▽

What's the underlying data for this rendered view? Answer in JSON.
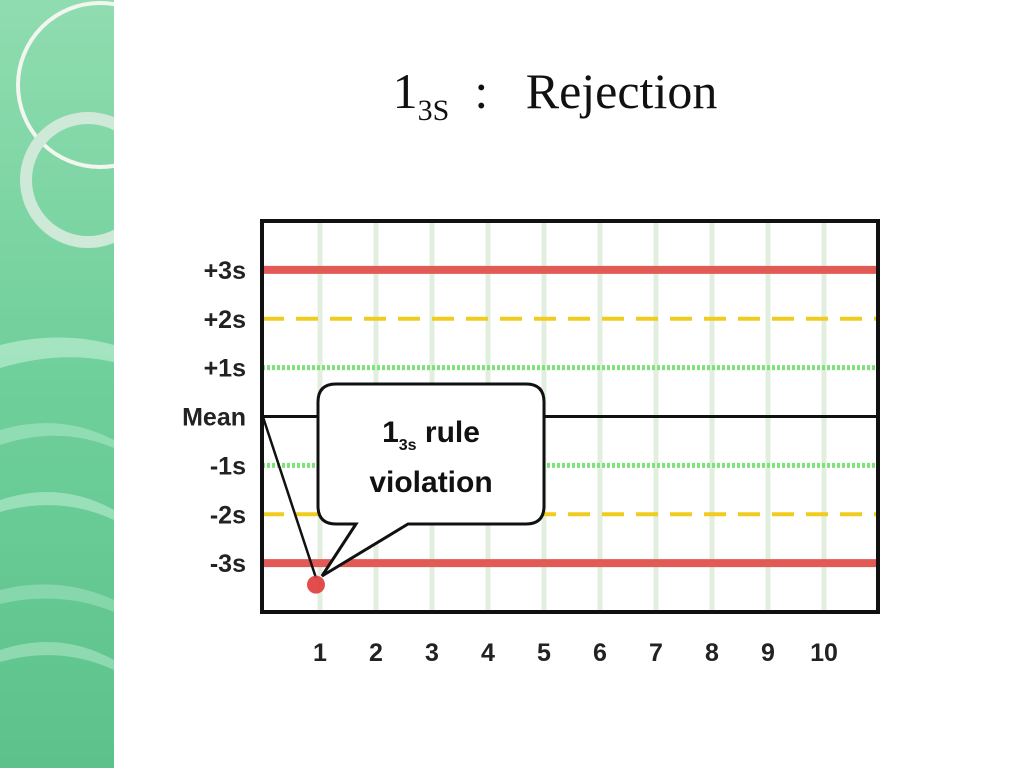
{
  "title": {
    "main": "1",
    "sub": "3S",
    "rest": "  :   Rejection"
  },
  "colors": {
    "sidebar_light": "#8fdcb0",
    "sidebar_dark": "#5cc28c",
    "limit_3s": "#e25a55",
    "limit_2s": "#f0cc1e",
    "limit_1s": "#7ee27a",
    "mean_line": "#111111",
    "grid": "#e2efdf",
    "point": "#e03a3a"
  },
  "chart_data": {
    "type": "scatter",
    "x_categories": [
      "1",
      "2",
      "3",
      "4",
      "5",
      "6",
      "7",
      "8",
      "9",
      "10"
    ],
    "y_tick_labels": [
      "+3s",
      "+2s",
      "+1s",
      "Mean",
      "-1s",
      "-2s",
      "-3s"
    ],
    "y_tick_values": [
      3,
      2,
      1,
      0,
      -1,
      -2,
      -3
    ],
    "ylim": [
      -4,
      4
    ],
    "control_lines": [
      {
        "name": "+3s",
        "value": 3,
        "style": "solid",
        "color": "#e25a55"
      },
      {
        "name": "+2s",
        "value": 2,
        "style": "dashed",
        "color": "#f0cc1e"
      },
      {
        "name": "+1s",
        "value": 1,
        "style": "dotted",
        "color": "#7ee27a"
      },
      {
        "name": "Mean",
        "value": 0,
        "style": "solid",
        "color": "#111111"
      },
      {
        "name": "-1s",
        "value": -1,
        "style": "dotted",
        "color": "#7ee27a"
      },
      {
        "name": "-2s",
        "value": -2,
        "style": "dashed",
        "color": "#f0cc1e"
      },
      {
        "name": "-3s",
        "value": -3,
        "style": "solid",
        "color": "#e25a55"
      }
    ],
    "points": [
      {
        "x": 1,
        "y": -3.4
      }
    ],
    "grid": true,
    "annotation": {
      "line1_main": "1",
      "line1_sub": "3s",
      "line1_rest": " rule",
      "line2": "violation"
    }
  }
}
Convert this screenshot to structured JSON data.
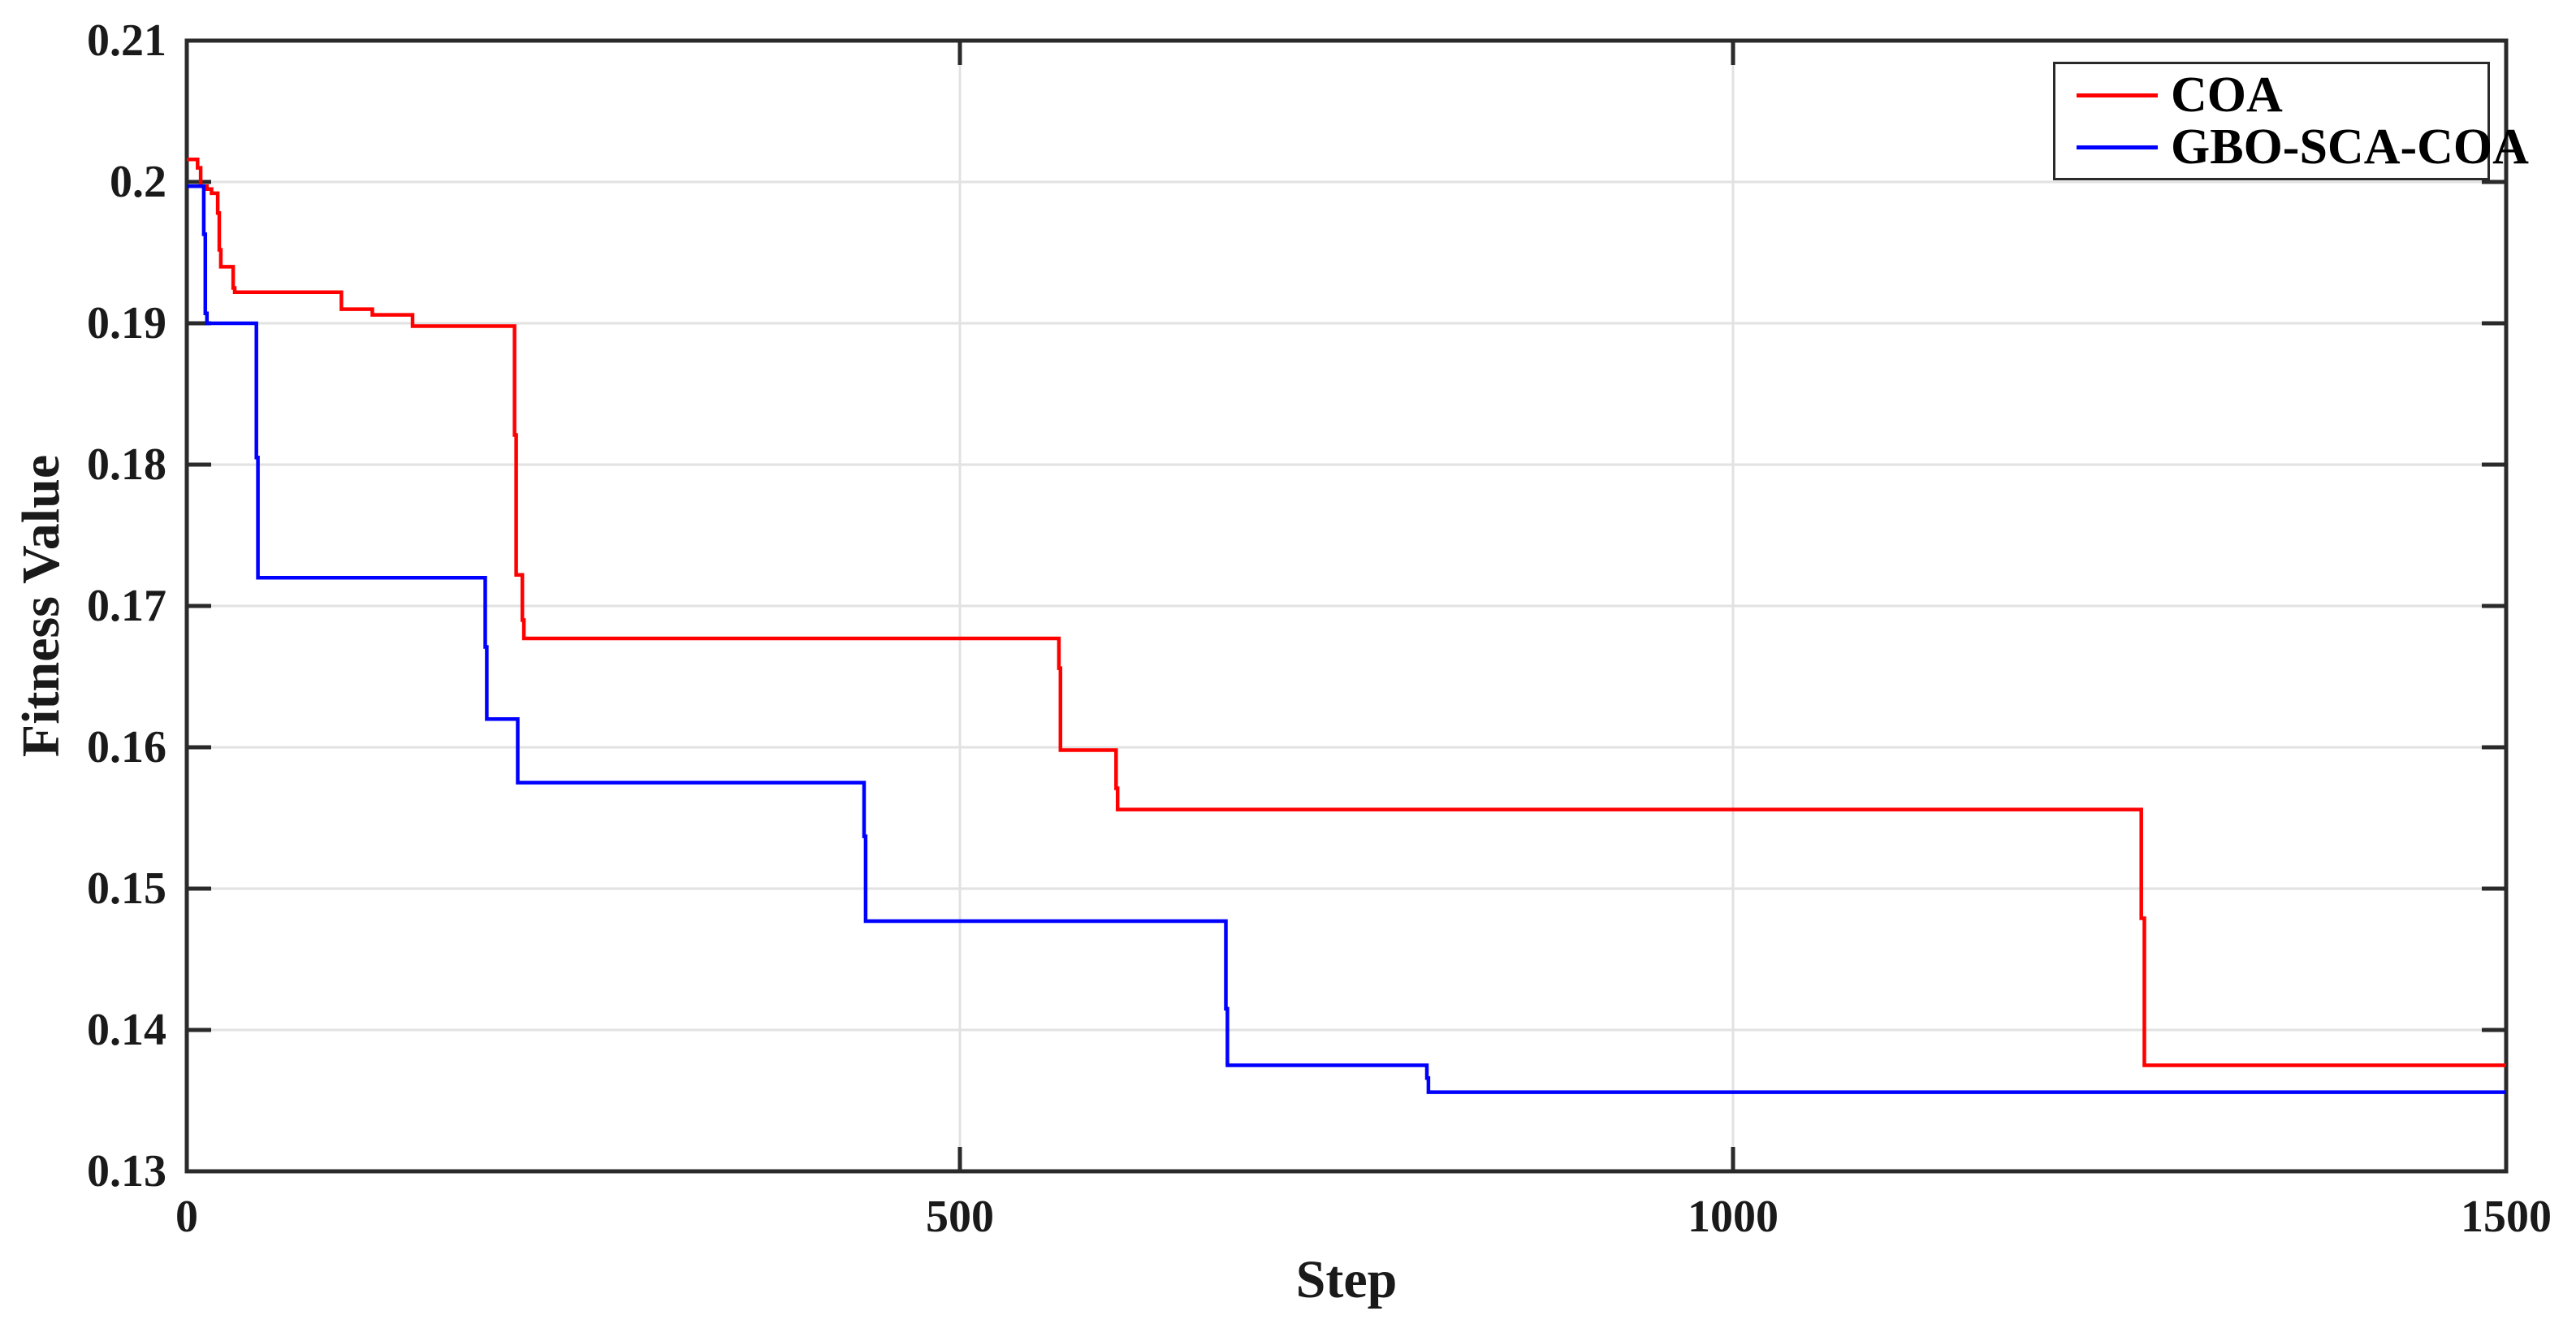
{
  "chart_data": {
    "type": "line",
    "subtype": "step-post",
    "title": "",
    "xlabel": "Step",
    "ylabel": "Fitness Value",
    "xlim": [
      0,
      1500
    ],
    "ylim": [
      0.13,
      0.21
    ],
    "xticks": [
      0,
      500,
      1000,
      1500
    ],
    "xtick_labels": [
      "0",
      "500",
      "1000",
      "1500"
    ],
    "yticks": [
      0.13,
      0.14,
      0.15,
      0.16,
      0.17,
      0.18,
      0.19,
      0.2,
      0.21
    ],
    "ytick_labels": [
      "0.13",
      "0.14",
      "0.15",
      "0.16",
      "0.17",
      "0.18",
      "0.19",
      "0.2",
      "0.21"
    ],
    "grid": true,
    "legend_position": "top-right",
    "series": [
      {
        "name": "COA",
        "color": "#ff0000",
        "points": [
          [
            0,
            0.2016
          ],
          [
            7,
            0.201
          ],
          [
            9,
            0.1997
          ],
          [
            13,
            0.1995
          ],
          [
            16,
            0.1992
          ],
          [
            20,
            0.1978
          ],
          [
            21,
            0.1952
          ],
          [
            22,
            0.194
          ],
          [
            30,
            0.1925
          ],
          [
            31,
            0.1922
          ],
          [
            100,
            0.191
          ],
          [
            120,
            0.1906
          ],
          [
            146,
            0.1898
          ],
          [
            212,
            0.1821
          ],
          [
            213,
            0.1722
          ],
          [
            217,
            0.169
          ],
          [
            218,
            0.1677
          ],
          [
            564,
            0.1656
          ],
          [
            565,
            0.1598
          ],
          [
            601,
            0.1571
          ],
          [
            602,
            0.1556
          ],
          [
            1264,
            0.1479
          ],
          [
            1266,
            0.1375
          ],
          [
            1500,
            0.1375
          ]
        ]
      },
      {
        "name": "GBO-SCA-COA",
        "color": "#0000ff",
        "points": [
          [
            0,
            0.1997
          ],
          [
            11,
            0.1963
          ],
          [
            12,
            0.1907
          ],
          [
            13,
            0.19
          ],
          [
            45,
            0.1805
          ],
          [
            46,
            0.172
          ],
          [
            193,
            0.1671
          ],
          [
            194,
            0.162
          ],
          [
            214,
            0.1575
          ],
          [
            438,
            0.1537
          ],
          [
            439,
            0.1477
          ],
          [
            672,
            0.1415
          ],
          [
            673,
            0.1375
          ],
          [
            802,
            0.1366
          ],
          [
            803,
            0.1356
          ],
          [
            1500,
            0.1356
          ]
        ]
      }
    ]
  },
  "colors": {
    "background": "#ffffff",
    "axis": "#2a2a2a",
    "grid": "#e2e2e2",
    "text": "#1a1a1a"
  }
}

△

Task goal: Write the material out again exactly as it appears, dropping the pictures.

Task result:
What's the underlying data for this rendered view? Answer in JSON.
{
  "title": {
    "main": "1",
    "sub": "3S",
    "rest": "  :   Rejection"
  },
  "colors": {
    "sidebar_light": "#8fdcb0",
    "sidebar_dark": "#5cc28c",
    "limit_3s": "#e25a55",
    "limit_2s": "#f0cc1e",
    "limit_1s": "#7ee27a",
    "mean_line": "#111111",
    "grid": "#e2efdf",
    "point": "#e03a3a"
  },
  "chart_data": {
    "type": "scatter",
    "x_categories": [
      "1",
      "2",
      "3",
      "4",
      "5",
      "6",
      "7",
      "8",
      "9",
      "10"
    ],
    "y_tick_labels": [
      "+3s",
      "+2s",
      "+1s",
      "Mean",
      "-1s",
      "-2s",
      "-3s"
    ],
    "y_tick_values": [
      3,
      2,
      1,
      0,
      -1,
      -2,
      -3
    ],
    "ylim": [
      -4,
      4
    ],
    "control_lines": [
      {
        "name": "+3s",
        "value": 3,
        "style": "solid",
        "color": "#e25a55"
      },
      {
        "name": "+2s",
        "value": 2,
        "style": "dashed",
        "color": "#f0cc1e"
      },
      {
        "name": "+1s",
        "value": 1,
        "style": "dotted",
        "color": "#7ee27a"
      },
      {
        "name": "Mean",
        "value": 0,
        "style": "solid",
        "color": "#111111"
      },
      {
        "name": "-1s",
        "value": -1,
        "style": "dotted",
        "color": "#7ee27a"
      },
      {
        "name": "-2s",
        "value": -2,
        "style": "dashed",
        "color": "#f0cc1e"
      },
      {
        "name": "-3s",
        "value": -3,
        "style": "solid",
        "color": "#e25a55"
      }
    ],
    "points": [
      {
        "x": 1,
        "y": -3.4
      }
    ],
    "grid": true,
    "annotation": {
      "line1_main": "1",
      "line1_sub": "3s",
      "line1_rest": " rule",
      "line2": "violation"
    }
  }
}
Convert this screenshot to structured JSON data.
{
  "chart_data": {
    "type": "line",
    "subtype": "step-post",
    "title": "",
    "xlabel": "Step",
    "ylabel": "Fitness Value",
    "xlim": [
      0,
      1500
    ],
    "ylim": [
      0.13,
      0.21
    ],
    "xticks": [
      0,
      500,
      1000,
      1500
    ],
    "xtick_labels": [
      "0",
      "500",
      "1000",
      "1500"
    ],
    "yticks": [
      0.13,
      0.14,
      0.15,
      0.16,
      0.17,
      0.18,
      0.19,
      0.2,
      0.21
    ],
    "ytick_labels": [
      "0.13",
      "0.14",
      "0.15",
      "0.16",
      "0.17",
      "0.18",
      "0.19",
      "0.2",
      "0.21"
    ],
    "grid": true,
    "legend_position": "top-right",
    "series": [
      {
        "name": "COA",
        "color": "#ff0000",
        "points": [
          [
            0,
            0.2016
          ],
          [
            7,
            0.201
          ],
          [
            9,
            0.1997
          ],
          [
            13,
            0.1995
          ],
          [
            16,
            0.1992
          ],
          [
            20,
            0.1978
          ],
          [
            21,
            0.1952
          ],
          [
            22,
            0.194
          ],
          [
            30,
            0.1925
          ],
          [
            31,
            0.1922
          ],
          [
            100,
            0.191
          ],
          [
            120,
            0.1906
          ],
          [
            146,
            0.1898
          ],
          [
            212,
            0.1821
          ],
          [
            213,
            0.1722
          ],
          [
            217,
            0.169
          ],
          [
            218,
            0.1677
          ],
          [
            564,
            0.1656
          ],
          [
            565,
            0.1598
          ],
          [
            601,
            0.1571
          ],
          [
            602,
            0.1556
          ],
          [
            1264,
            0.1479
          ],
          [
            1266,
            0.1375
          ],
          [
            1500,
            0.1375
          ]
        ]
      },
      {
        "name": "GBO-SCA-COA",
        "color": "#0000ff",
        "points": [
          [
            0,
            0.1997
          ],
          [
            11,
            0.1963
          ],
          [
            12,
            0.1907
          ],
          [
            13,
            0.19
          ],
          [
            45,
            0.1805
          ],
          [
            46,
            0.172
          ],
          [
            193,
            0.1671
          ],
          [
            194,
            0.162
          ],
          [
            214,
            0.1575
          ],
          [
            438,
            0.1537
          ],
          [
            439,
            0.1477
          ],
          [
            672,
            0.1415
          ],
          [
            673,
            0.1375
          ],
          [
            802,
            0.1366
          ],
          [
            803,
            0.1356
          ],
          [
            1500,
            0.1356
          ]
        ]
      }
    ]
  },
  "colors": {
    "background": "#ffffff",
    "axis": "#2a2a2a",
    "grid": "#e2e2e2",
    "text": "#1a1a1a"
  }
}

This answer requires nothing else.